* [PROBLEM TO SOLVE]:
In the entries below, find the lines that contain the word "实施办法" and copy them.

** START OF EXCERPTED RECORDS **

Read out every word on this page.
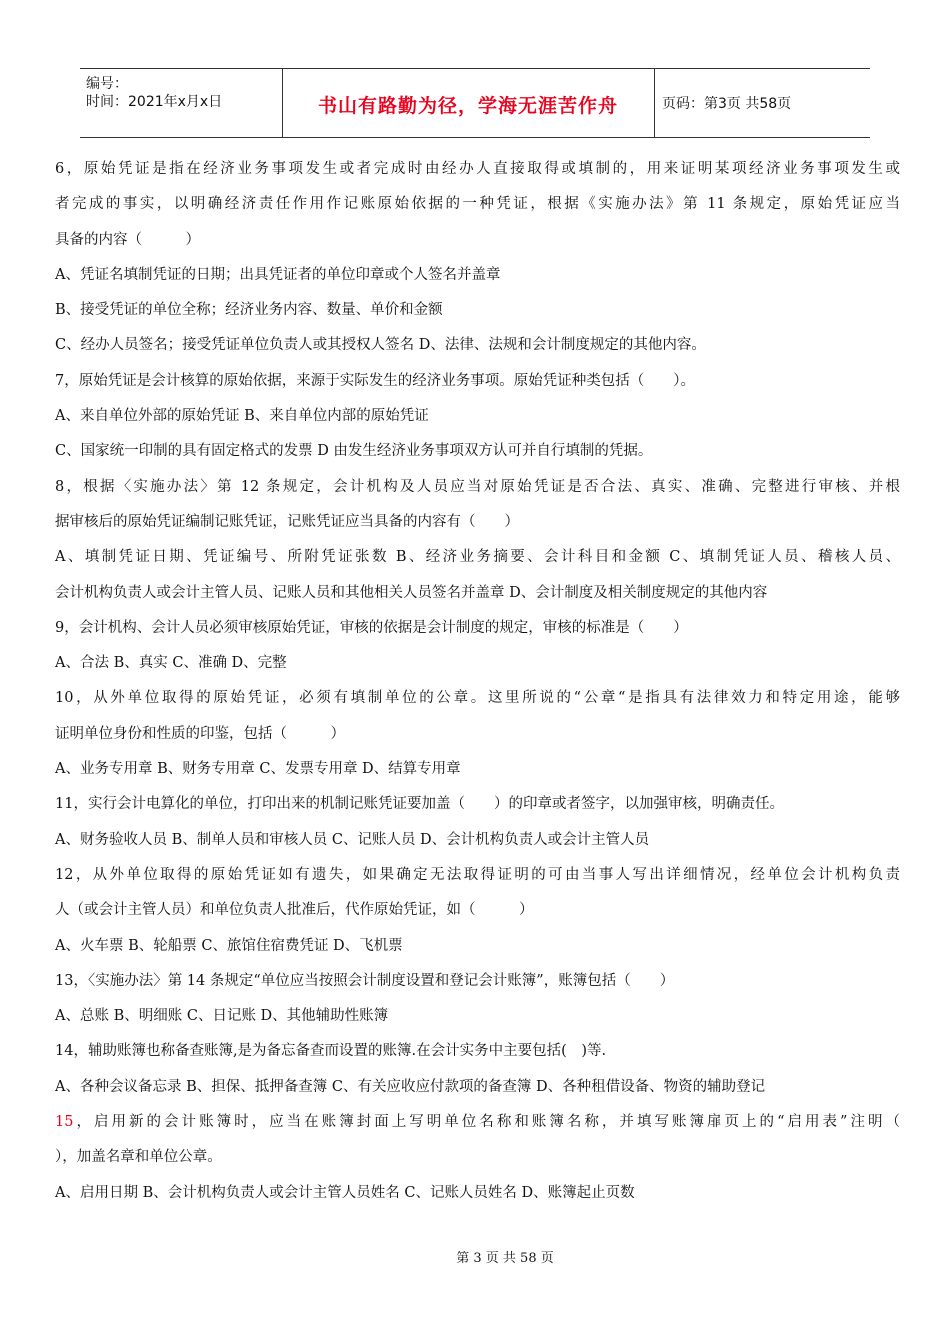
编号：
时间：2021年x月x日	书山有路勤为径，学海无涯苦作舟	页码：第3页 共58页
6，原始凭证是指在经济业务事项发生或者完成时由经办人直接取得或填制的，用来证明某项经济业务事项发生或
者完成的事实，以明确经济责任作用作记账原始依据的一种凭证，根据《实施办法》第 11 条规定，原始凭证应当
具备的内容（　　　）
A、凭证名填制凭证的日期；出具凭证者的单位印章或个人签名并盖章
B、接受凭证的单位全称；经济业务内容、数量、单价和金额
C、经办人员签名；接受凭证单位负责人或其授权人签名 D、法律、法规和会计制度规定的其他内容。
7，原始凭证是会计核算的原始依据，来源于实际发生的经济业务事项。原始凭证种类包括（　　）。
A、来自单位外部的原始凭证 B、来自单位内部的原始凭证
C、国家统一印制的具有固定格式的发票 D 由发生经济业务事项双方认可并自行填制的凭据。
8，根据〈实施办法〉第 12 条规定，会计机构及人员应当对原始凭证是否合法、真实、准确、完整进行审核、并根
据审核后的原始凭证编制记账凭证，记账凭证应当具备的内容有（　　）
A、填制凭证日期、凭证编号、所附凭证张数 B、经济业务摘要、会计科目和金额 C、填制凭证人员、稽核人员、
会计机构负责人或会计主管人员、记账人员和其他相关人员签名并盖章 D、会计制度及相关制度规定的其他内容
9，会计机构、会计人员必须审核原始凭证，审核的依据是会计制度的规定，审核的标准是（　　）
A、合法 B、真实 C、准确 D、完整
10，从外单位取得的原始凭证，必须有填制单位的公章。这里所说的“公章“是指具有法律效力和特定用途，能够
证明单位身份和性质的印鉴，包括（　　　）
A、业务专用章 B、财务专用章 C、发票专用章 D、结算专用章
11，实行会计电算化的单位，打印出来的机制记账凭证要加盖（　　）的印章或者签字，以加强审核，明确责任。
A、财务验收人员 B、制单人员和审核人员 C、记账人员 D、会计机构负责人或会计主管人员
12，从外单位取得的原始凭证如有遗失，如果确定无法取得证明的可由当事人写出详细情况，经单位会计机构负责
人（或会计主管人员）和单位负责人批准后，代作原始凭证，如（　　　）
A、火车票 B、轮船票 C、旅馆住宿费凭证 D、飞机票
13，〈实施办法〉第 14 条规定“单位应当按照会计制度设置和登记会计账簿”，账簿包括（　　）
A、总账 B、明细账 C、日记账 D、其他辅助性账簿
14，辅助账簿也称备查账簿,是为备忘备查而设置的账簿.在会计实务中主要包括(　)等.
A、各种会议备忘录 B、担保、抵押备查簿 C、有关应收应付款项的备查簿 D、各种租借设备、物资的辅助登记
15，启用新的会计账簿时，应当在账簿封面上写明单位名称和账簿名称，并填写账簿扉页上的“启用表”注明（
），加盖名章和单位公章。
A、启用日期 B、会计机构负责人或会计主管人员姓名 C、记账人员姓名 D、账簿起止页数
第 3 页 共 58 页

** END OF EXCERPTED RECORDS **

* [FULL SOLUTION]:
者完成的事实，以明确经济责任作用作记账原始依据的一种凭证，根据《实施办法》第 11 条规定，原始凭证应当
8，根据〈实施办法〉第 12 条规定，会计机构及人员应当对原始凭证是否合法、真实、准确、完整进行审核、并根
13，〈实施办法〉第 14 条规定“单位应当按照会计制度设置和登记会计账簿”，账簿包括（　　）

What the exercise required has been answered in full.